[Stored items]
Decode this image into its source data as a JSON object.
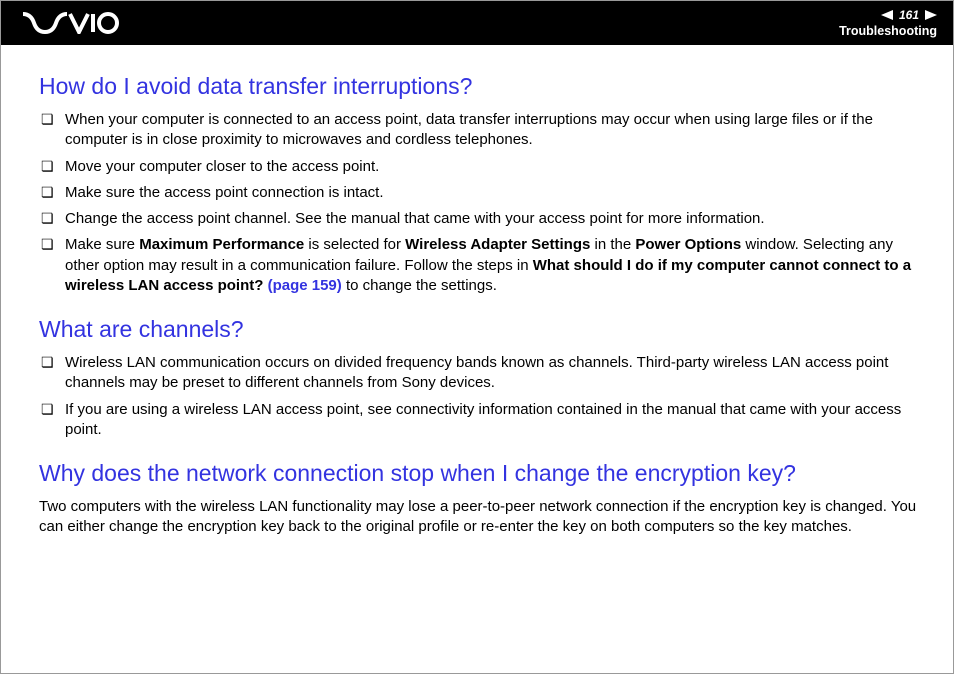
{
  "header": {
    "page_number": "161",
    "section": "Troubleshooting"
  },
  "q1": {
    "heading": "How do I avoid data transfer interruptions?",
    "items": [
      {
        "text": "When your computer is connected to an access point, data transfer interruptions may occur when using large files or if the computer is in close proximity to microwaves and cordless telephones."
      },
      {
        "text": "Move your computer closer to the access point."
      },
      {
        "text": "Make sure the access point connection is intact."
      },
      {
        "text": "Change the access point channel. See the manual that came with your access point for more information."
      }
    ],
    "item5": {
      "pre": "Make sure ",
      "b1": "Maximum Performance",
      "mid1": " is selected for ",
      "b2": "Wireless Adapter Settings",
      "mid2": " in the ",
      "b3": "Power Options",
      "mid3": " window. Selecting any other option may result in a communication failure. Follow the steps in ",
      "b4": "What should I do if my computer cannot connect to a wireless LAN access point? ",
      "link": "(page 159)",
      "post": " to change the settings."
    }
  },
  "q2": {
    "heading": "What are channels?",
    "items": [
      {
        "text": "Wireless LAN communication occurs on divided frequency bands known as channels. Third-party wireless LAN access point channels may be preset to different channels from Sony devices."
      },
      {
        "text": "If you are using a wireless LAN access point, see connectivity information contained in the manual that came with your access point."
      }
    ]
  },
  "q3": {
    "heading": "Why does the network connection stop when I change the encryption key?",
    "body": "Two computers with the wireless LAN functionality may lose a peer-to-peer network connection if the encryption key is changed. You can either change the encryption key back to the original profile or re-enter the key on both computers so the key matches."
  }
}
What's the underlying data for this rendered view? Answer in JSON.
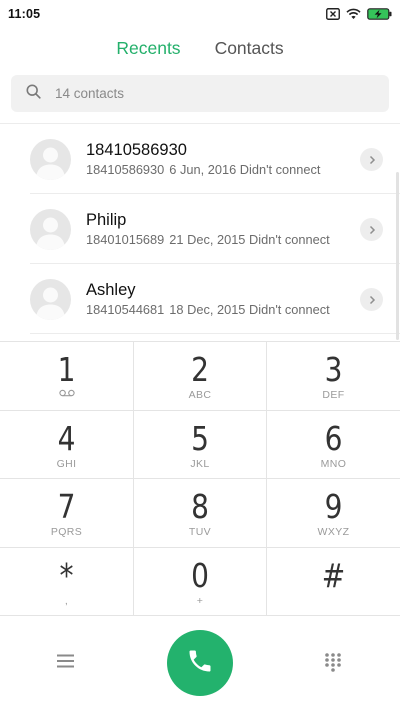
{
  "status_bar": {
    "time": "11:05",
    "icons": [
      "no-sim-icon",
      "wifi-icon",
      "battery-charging-icon"
    ]
  },
  "tabs": [
    {
      "label": "Recents",
      "active": true
    },
    {
      "label": "Contacts",
      "active": false
    }
  ],
  "search": {
    "placeholder": "14 contacts",
    "icon": "search-icon"
  },
  "recents": [
    {
      "name": "18410586930",
      "number": "18410586930",
      "date": "6 Jun, 2016",
      "status": "Didn't connect"
    },
    {
      "name": "Philip",
      "number": "18401015689",
      "date": "21 Dec, 2015",
      "status": "Didn't connect"
    },
    {
      "name": "Ashley",
      "number": "18410544681",
      "date": "18 Dec, 2015",
      "status": "Didn't connect"
    }
  ],
  "keypad": [
    {
      "digit": "1",
      "letters": "",
      "sub_icon": "voicemail-icon"
    },
    {
      "digit": "2",
      "letters": "ABC"
    },
    {
      "digit": "3",
      "letters": "DEF"
    },
    {
      "digit": "4",
      "letters": "GHI"
    },
    {
      "digit": "5",
      "letters": "JKL"
    },
    {
      "digit": "6",
      "letters": "MNO"
    },
    {
      "digit": "7",
      "letters": "PQRS"
    },
    {
      "digit": "8",
      "letters": "TUV"
    },
    {
      "digit": "9",
      "letters": "WXYZ"
    },
    {
      "digit": "*",
      "letters": ","
    },
    {
      "digit": "0",
      "letters": "+"
    },
    {
      "digit": "#",
      "letters": ""
    }
  ],
  "bottom_bar": {
    "left_icon": "menu-icon",
    "center_icon": "phone-icon",
    "right_icon": "dialpad-icon"
  },
  "colors": {
    "accent": "#24b06b",
    "call_button": "#23b26d"
  }
}
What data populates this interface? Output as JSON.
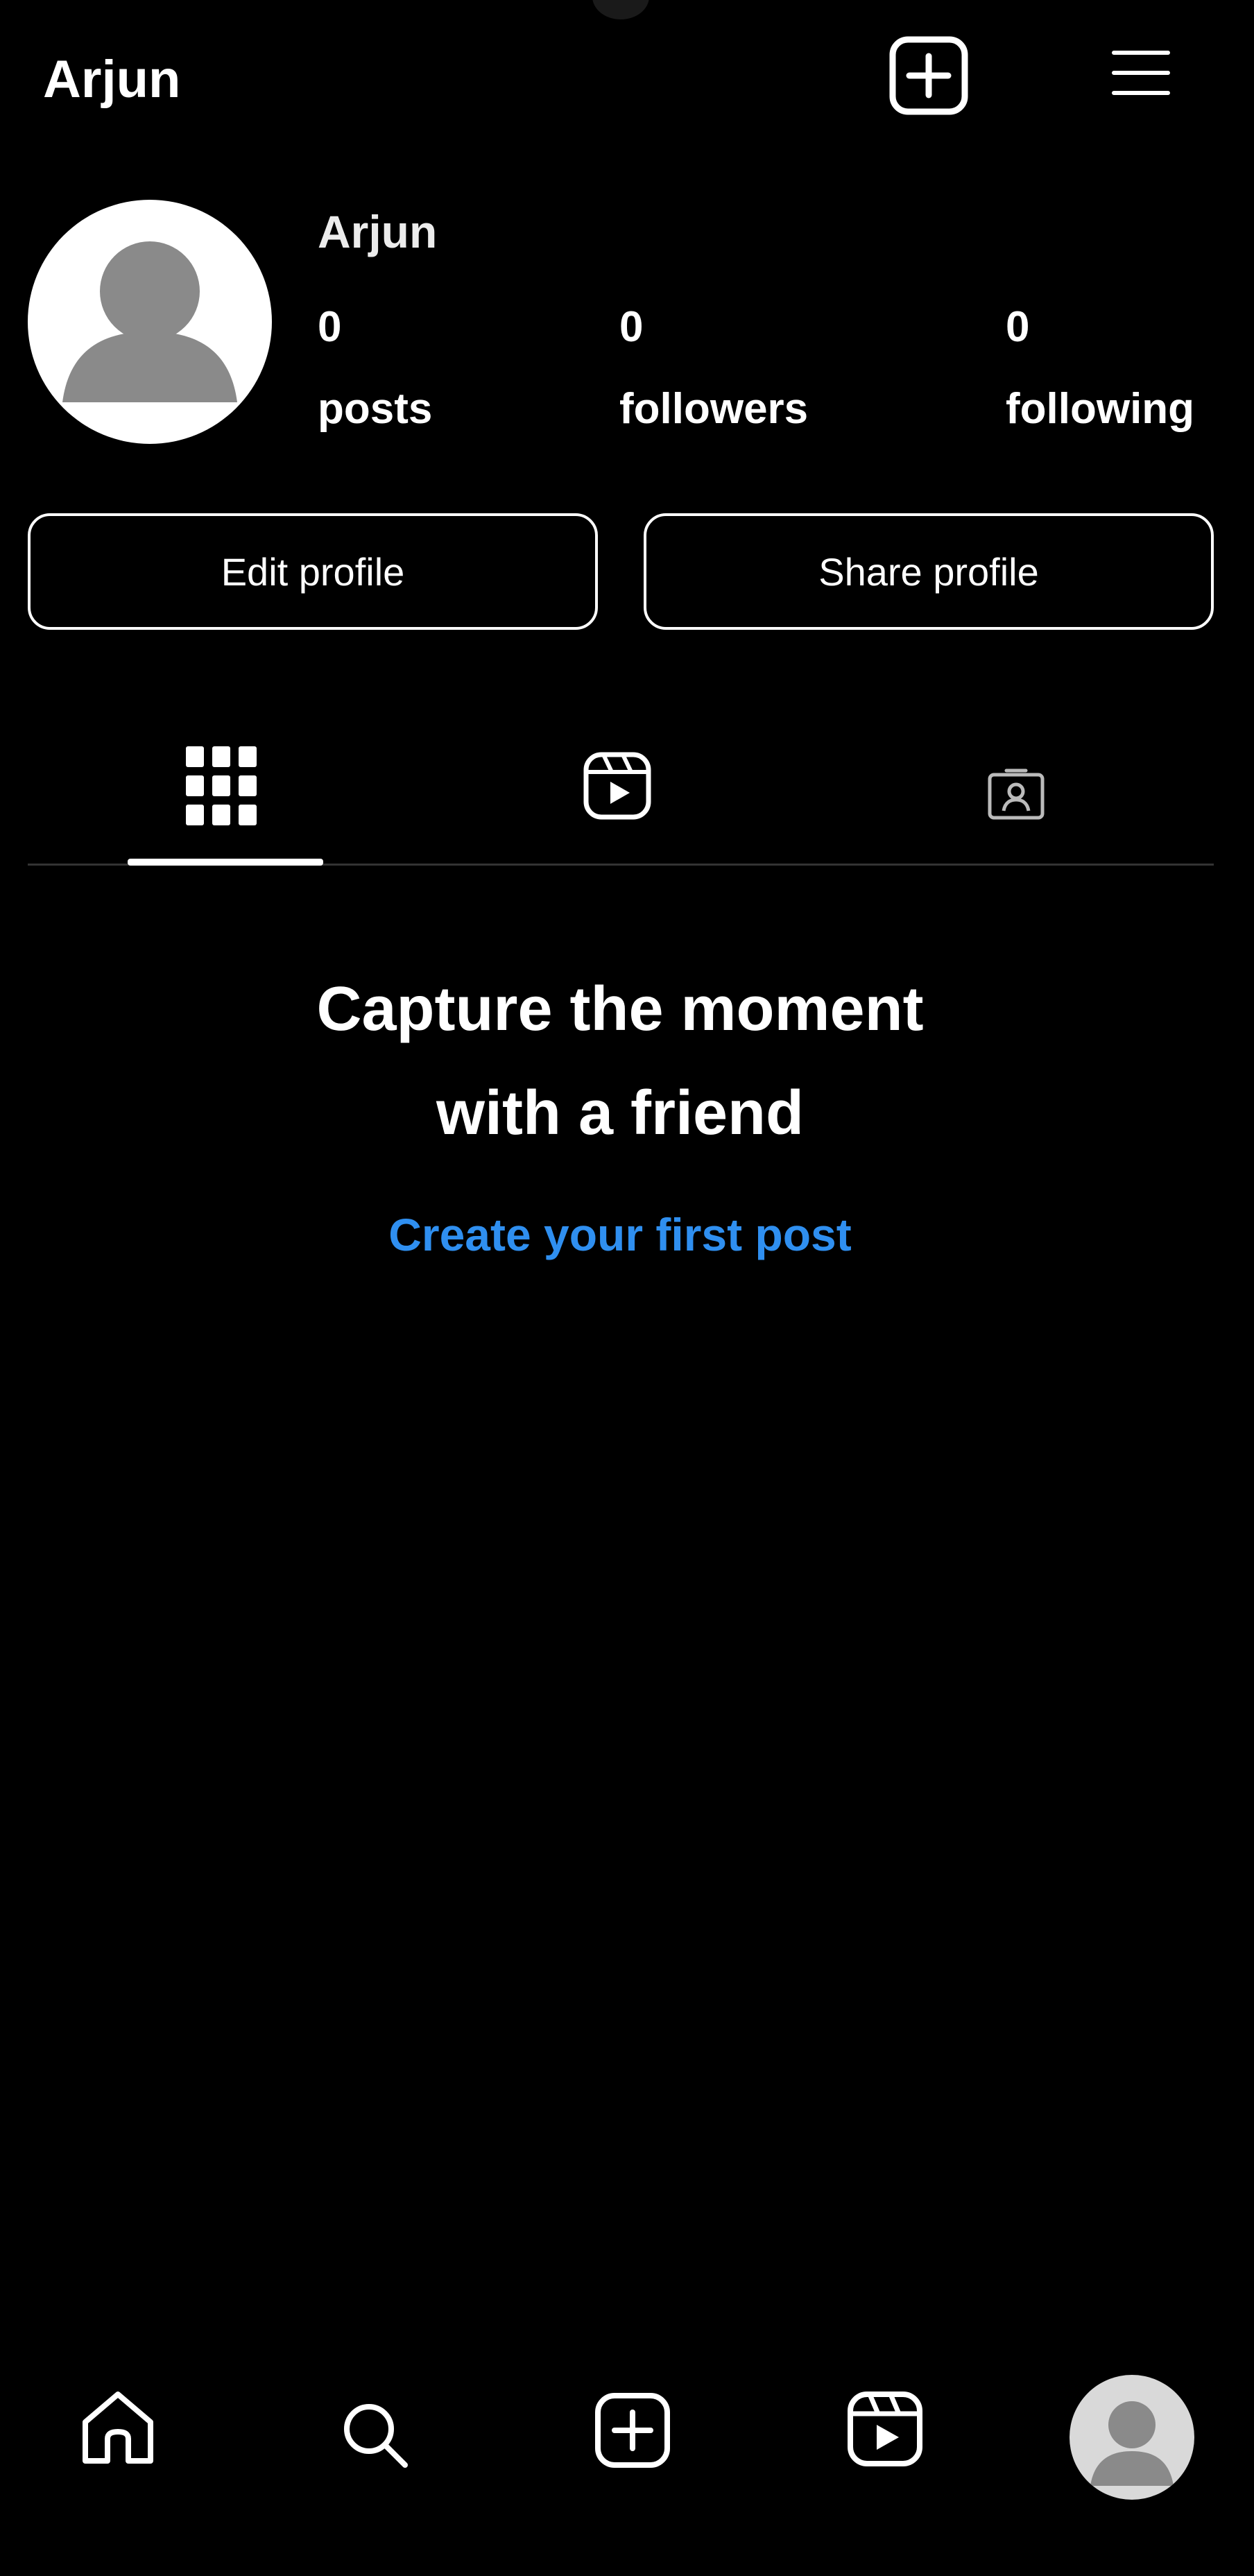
{
  "header": {
    "username": "Arjun",
    "create_icon": "plus-square-icon",
    "menu_icon": "hamburger-menu-icon"
  },
  "profile": {
    "name": "Arjun",
    "avatar_icon": "default-avatar-icon",
    "stats": [
      {
        "count": "0",
        "label": "posts"
      },
      {
        "count": "0",
        "label": "followers"
      },
      {
        "count": "0",
        "label": "following"
      }
    ]
  },
  "actions": {
    "edit_label": "Edit profile",
    "share_label": "Share profile"
  },
  "tabs": [
    {
      "name": "grid-icon",
      "active": true
    },
    {
      "name": "reels-icon",
      "active": false
    },
    {
      "name": "tagged-icon",
      "active": false
    }
  ],
  "empty_state": {
    "title_line1": "Capture the moment",
    "title_line2": "with a friend",
    "cta": "Create your first post"
  },
  "bottom_nav": [
    {
      "name": "home-icon"
    },
    {
      "name": "search-icon"
    },
    {
      "name": "create-icon"
    },
    {
      "name": "reels-icon"
    },
    {
      "name": "profile-avatar-icon"
    }
  ],
  "colors": {
    "background": "#000000",
    "text": "#ffffff",
    "link": "#2f8ff0",
    "avatar_bg": "#ffffff",
    "avatar_silhouette": "#8a8a8a"
  }
}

## YOUR OBJECTIVE
Output every entry word for word, but omit the pictures.

## WRITTEN RESPONSE
Decode this image into its source data as a JSON object.
{
  "header": {
    "page_number": "161",
    "section": "Troubleshooting"
  },
  "q1": {
    "heading": "How do I avoid data transfer interruptions?",
    "items": [
      {
        "text": "When your computer is connected to an access point, data transfer interruptions may occur when using large files or if the computer is in close proximity to microwaves and cordless telephones."
      },
      {
        "text": "Move your computer closer to the access point."
      },
      {
        "text": "Make sure the access point connection is intact."
      },
      {
        "text": "Change the access point channel. See the manual that came with your access point for more information."
      }
    ],
    "item5": {
      "pre": "Make sure ",
      "b1": "Maximum Performance",
      "mid1": " is selected for ",
      "b2": "Wireless Adapter Settings",
      "mid2": " in the ",
      "b3": "Power Options",
      "mid3": " window. Selecting any other option may result in a communication failure. Follow the steps in ",
      "b4": "What should I do if my computer cannot connect to a wireless LAN access point? ",
      "link": "(page 159)",
      "post": " to change the settings."
    }
  },
  "q2": {
    "heading": "What are channels?",
    "items": [
      {
        "text": "Wireless LAN communication occurs on divided frequency bands known as channels. Third-party wireless LAN access point channels may be preset to different channels from Sony devices."
      },
      {
        "text": "If you are using a wireless LAN access point, see connectivity information contained in the manual that came with your access point."
      }
    ]
  },
  "q3": {
    "heading": "Why does the network connection stop when I change the encryption key?",
    "body": "Two computers with the wireless LAN functionality may lose a peer-to-peer network connection if the encryption key is changed. You can either change the encryption key back to the original profile or re-enter the key on both computers so the key matches."
  }
}
What's the underlying data for this rendered view? Answer in JSON.
{
  "status_bar": {
    "time": "11:05",
    "icons": [
      "no-sim-icon",
      "wifi-icon",
      "battery-charging-icon"
    ]
  },
  "tabs": [
    {
      "label": "Recents",
      "active": true
    },
    {
      "label": "Contacts",
      "active": false
    }
  ],
  "search": {
    "placeholder": "14 contacts",
    "icon": "search-icon"
  },
  "recents": [
    {
      "name": "18410586930",
      "number": "18410586930",
      "date": "6 Jun, 2016",
      "status": "Didn't connect"
    },
    {
      "name": "Philip",
      "number": "18401015689",
      "date": "21 Dec, 2015",
      "status": "Didn't connect"
    },
    {
      "name": "Ashley",
      "number": "18410544681",
      "date": "18 Dec, 2015",
      "status": "Didn't connect"
    }
  ],
  "keypad": [
    {
      "digit": "1",
      "letters": "",
      "sub_icon": "voicemail-icon"
    },
    {
      "digit": "2",
      "letters": "ABC"
    },
    {
      "digit": "3",
      "letters": "DEF"
    },
    {
      "digit": "4",
      "letters": "GHI"
    },
    {
      "digit": "5",
      "letters": "JKL"
    },
    {
      "digit": "6",
      "letters": "MNO"
    },
    {
      "digit": "7",
      "letters": "PQRS"
    },
    {
      "digit": "8",
      "letters": "TUV"
    },
    {
      "digit": "9",
      "letters": "WXYZ"
    },
    {
      "digit": "*",
      "letters": ","
    },
    {
      "digit": "0",
      "letters": "+"
    },
    {
      "digit": "#",
      "letters": ""
    }
  ],
  "bottom_bar": {
    "left_icon": "menu-icon",
    "center_icon": "phone-icon",
    "right_icon": "dialpad-icon"
  },
  "colors": {
    "accent": "#24b06b",
    "call_button": "#23b26d"
  }
}
What data populates this interface? Output as JSON.
{
  "header": {
    "username": "Arjun",
    "create_icon": "plus-square-icon",
    "menu_icon": "hamburger-menu-icon"
  },
  "profile": {
    "name": "Arjun",
    "avatar_icon": "default-avatar-icon",
    "stats": [
      {
        "count": "0",
        "label": "posts"
      },
      {
        "count": "0",
        "label": "followers"
      },
      {
        "count": "0",
        "label": "following"
      }
    ]
  },
  "actions": {
    "edit_label": "Edit profile",
    "share_label": "Share profile"
  },
  "tabs": [
    {
      "name": "grid-icon",
      "active": true
    },
    {
      "name": "reels-icon",
      "active": false
    },
    {
      "name": "tagged-icon",
      "active": false
    }
  ],
  "empty_state": {
    "title_line1": "Capture the moment",
    "title_line2": "with a friend",
    "cta": "Create your first post"
  },
  "bottom_nav": [
    {
      "name": "home-icon"
    },
    {
      "name": "search-icon"
    },
    {
      "name": "create-icon"
    },
    {
      "name": "reels-icon"
    },
    {
      "name": "profile-avatar-icon"
    }
  ],
  "colors": {
    "background": "#000000",
    "text": "#ffffff",
    "link": "#2f8ff0",
    "avatar_bg": "#ffffff",
    "avatar_silhouette": "#8a8a8a"
  }
}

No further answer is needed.